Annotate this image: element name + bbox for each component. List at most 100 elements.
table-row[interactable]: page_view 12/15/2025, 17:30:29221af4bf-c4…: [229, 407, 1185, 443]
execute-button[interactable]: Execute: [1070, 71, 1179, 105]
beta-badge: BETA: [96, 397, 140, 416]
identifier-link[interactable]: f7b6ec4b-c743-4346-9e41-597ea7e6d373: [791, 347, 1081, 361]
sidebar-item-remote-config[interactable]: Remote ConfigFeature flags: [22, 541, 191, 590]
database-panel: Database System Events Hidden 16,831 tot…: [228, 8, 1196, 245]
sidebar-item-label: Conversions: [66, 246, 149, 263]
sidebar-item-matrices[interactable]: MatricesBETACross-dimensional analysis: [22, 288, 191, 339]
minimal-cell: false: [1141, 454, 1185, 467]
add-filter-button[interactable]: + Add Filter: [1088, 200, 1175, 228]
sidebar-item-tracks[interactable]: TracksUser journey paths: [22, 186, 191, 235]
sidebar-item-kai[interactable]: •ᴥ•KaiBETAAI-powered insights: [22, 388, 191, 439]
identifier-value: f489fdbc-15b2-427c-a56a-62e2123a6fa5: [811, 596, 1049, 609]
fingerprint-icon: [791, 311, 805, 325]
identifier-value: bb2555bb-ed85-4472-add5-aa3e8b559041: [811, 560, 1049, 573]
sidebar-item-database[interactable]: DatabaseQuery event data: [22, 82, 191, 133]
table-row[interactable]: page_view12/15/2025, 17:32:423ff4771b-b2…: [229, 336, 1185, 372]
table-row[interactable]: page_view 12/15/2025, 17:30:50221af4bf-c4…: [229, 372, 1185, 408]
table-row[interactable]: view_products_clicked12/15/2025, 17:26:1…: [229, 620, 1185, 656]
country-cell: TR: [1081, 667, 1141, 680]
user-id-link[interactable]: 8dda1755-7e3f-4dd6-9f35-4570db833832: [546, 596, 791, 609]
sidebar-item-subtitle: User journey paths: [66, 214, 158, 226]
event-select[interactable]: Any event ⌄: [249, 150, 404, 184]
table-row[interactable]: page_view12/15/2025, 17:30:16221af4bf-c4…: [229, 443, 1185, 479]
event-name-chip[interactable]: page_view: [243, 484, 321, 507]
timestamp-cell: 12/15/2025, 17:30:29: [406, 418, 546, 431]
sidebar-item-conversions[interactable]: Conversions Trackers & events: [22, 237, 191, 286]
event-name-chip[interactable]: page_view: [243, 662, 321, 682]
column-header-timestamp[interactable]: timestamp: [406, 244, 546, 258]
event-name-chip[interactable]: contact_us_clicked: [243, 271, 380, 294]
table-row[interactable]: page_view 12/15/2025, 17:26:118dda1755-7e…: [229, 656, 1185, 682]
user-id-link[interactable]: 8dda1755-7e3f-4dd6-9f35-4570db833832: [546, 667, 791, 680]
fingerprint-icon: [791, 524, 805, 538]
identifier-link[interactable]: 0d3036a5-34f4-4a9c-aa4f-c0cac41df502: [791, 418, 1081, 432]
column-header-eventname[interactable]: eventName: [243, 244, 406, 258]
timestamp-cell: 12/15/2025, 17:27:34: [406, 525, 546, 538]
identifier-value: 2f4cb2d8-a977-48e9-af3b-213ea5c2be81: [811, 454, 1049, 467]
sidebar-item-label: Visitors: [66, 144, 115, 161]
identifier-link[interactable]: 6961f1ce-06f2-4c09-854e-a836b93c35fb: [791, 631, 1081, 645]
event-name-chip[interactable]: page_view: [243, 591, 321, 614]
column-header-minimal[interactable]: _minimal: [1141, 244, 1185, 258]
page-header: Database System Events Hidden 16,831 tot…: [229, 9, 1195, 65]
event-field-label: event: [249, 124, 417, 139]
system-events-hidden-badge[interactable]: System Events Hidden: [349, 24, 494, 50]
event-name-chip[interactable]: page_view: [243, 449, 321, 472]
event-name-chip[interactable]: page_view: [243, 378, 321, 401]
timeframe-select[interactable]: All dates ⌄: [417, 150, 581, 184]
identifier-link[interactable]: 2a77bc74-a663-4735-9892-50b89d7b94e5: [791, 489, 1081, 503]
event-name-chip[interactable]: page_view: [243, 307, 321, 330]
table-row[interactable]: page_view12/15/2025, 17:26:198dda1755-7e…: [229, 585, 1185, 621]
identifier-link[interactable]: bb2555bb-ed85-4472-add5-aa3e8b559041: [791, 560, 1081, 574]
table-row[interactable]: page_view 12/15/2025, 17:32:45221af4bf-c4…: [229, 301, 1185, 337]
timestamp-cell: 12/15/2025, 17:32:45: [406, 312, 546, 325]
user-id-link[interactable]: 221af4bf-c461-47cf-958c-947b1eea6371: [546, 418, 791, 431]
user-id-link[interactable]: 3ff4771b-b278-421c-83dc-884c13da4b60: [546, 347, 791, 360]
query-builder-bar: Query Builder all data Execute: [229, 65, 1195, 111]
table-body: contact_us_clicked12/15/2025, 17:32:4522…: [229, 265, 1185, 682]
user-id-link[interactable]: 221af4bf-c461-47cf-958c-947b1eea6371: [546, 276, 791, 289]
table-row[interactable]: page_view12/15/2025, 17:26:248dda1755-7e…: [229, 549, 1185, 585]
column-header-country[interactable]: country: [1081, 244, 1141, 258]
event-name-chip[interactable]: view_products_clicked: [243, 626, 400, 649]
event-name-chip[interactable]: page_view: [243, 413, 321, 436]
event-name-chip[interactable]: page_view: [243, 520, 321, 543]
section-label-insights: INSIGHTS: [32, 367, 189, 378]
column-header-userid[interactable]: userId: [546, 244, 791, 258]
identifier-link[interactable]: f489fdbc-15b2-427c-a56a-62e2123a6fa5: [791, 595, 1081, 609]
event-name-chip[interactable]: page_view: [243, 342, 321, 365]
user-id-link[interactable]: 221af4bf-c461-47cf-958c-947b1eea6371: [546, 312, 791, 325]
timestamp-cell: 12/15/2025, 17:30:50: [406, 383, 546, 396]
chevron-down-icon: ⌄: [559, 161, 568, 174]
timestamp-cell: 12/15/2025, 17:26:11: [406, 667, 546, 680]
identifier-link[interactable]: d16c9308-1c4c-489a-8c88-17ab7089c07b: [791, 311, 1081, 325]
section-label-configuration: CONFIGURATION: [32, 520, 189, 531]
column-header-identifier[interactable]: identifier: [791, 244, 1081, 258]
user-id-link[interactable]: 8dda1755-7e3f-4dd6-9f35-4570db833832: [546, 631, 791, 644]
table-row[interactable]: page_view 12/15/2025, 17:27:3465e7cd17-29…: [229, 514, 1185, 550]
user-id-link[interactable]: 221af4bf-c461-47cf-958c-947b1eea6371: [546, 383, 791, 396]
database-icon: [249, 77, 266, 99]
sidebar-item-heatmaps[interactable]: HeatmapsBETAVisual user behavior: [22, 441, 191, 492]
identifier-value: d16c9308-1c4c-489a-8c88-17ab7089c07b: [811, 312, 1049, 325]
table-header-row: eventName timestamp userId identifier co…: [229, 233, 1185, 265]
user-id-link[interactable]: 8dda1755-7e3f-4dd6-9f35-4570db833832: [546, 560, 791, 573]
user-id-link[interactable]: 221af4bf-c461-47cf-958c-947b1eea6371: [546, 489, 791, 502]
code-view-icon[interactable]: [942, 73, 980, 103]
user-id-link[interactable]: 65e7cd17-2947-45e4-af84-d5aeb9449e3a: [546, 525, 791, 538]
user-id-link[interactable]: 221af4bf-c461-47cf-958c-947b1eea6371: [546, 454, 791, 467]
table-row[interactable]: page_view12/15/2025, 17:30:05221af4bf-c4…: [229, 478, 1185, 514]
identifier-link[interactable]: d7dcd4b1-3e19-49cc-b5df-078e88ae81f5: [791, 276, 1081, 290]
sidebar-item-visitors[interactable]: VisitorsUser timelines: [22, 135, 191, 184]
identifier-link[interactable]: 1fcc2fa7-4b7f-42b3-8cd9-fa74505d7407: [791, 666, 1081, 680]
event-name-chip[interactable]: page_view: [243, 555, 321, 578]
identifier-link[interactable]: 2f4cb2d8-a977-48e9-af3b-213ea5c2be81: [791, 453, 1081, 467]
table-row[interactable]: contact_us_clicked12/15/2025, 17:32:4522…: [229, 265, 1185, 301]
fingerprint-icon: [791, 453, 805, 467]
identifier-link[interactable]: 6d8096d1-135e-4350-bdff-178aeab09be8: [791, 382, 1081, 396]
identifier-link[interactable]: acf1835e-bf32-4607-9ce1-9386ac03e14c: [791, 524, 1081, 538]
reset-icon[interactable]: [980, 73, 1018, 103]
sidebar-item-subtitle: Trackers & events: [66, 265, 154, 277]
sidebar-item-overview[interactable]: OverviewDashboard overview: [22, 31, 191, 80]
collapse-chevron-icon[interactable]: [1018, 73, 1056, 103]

******

Can you convert the material, from its first line up to and including the line that contains "database-panel: Database System", into a Markdown table with the columns Row and Entry, numbering each line and leaving out any blank lines?

TASK ANSWER:
| Row | Entry |
|---|---|
| 1 | Annotate this image: element name + bbox for each component. List at most 100 elements. |
| 2 | table-row[interactable]: page_view 12/15/2025, 17:30:29221af4bf-c4…: [229, 407, 1185, 443] |
| 3 | execute-button[interactable]: Execute: [1070, 71, 1179, 105] |
| 4 | beta-badge: BETA: [96, 397, 140, 416] |
| 5 | identifier-link[interactable]: f7b6ec4b-c743-4346-9e41-597ea7e6d373: [791, 347, 1081, 361] |
| 6 | sidebar-item-remote-config[interactable]: Remote ConfigFeature flags: [22, 541, 191, 590] |
| 7 | database-panel: Database System Events Hidden 16,831 tot…: [228, 8, 1196, 245] |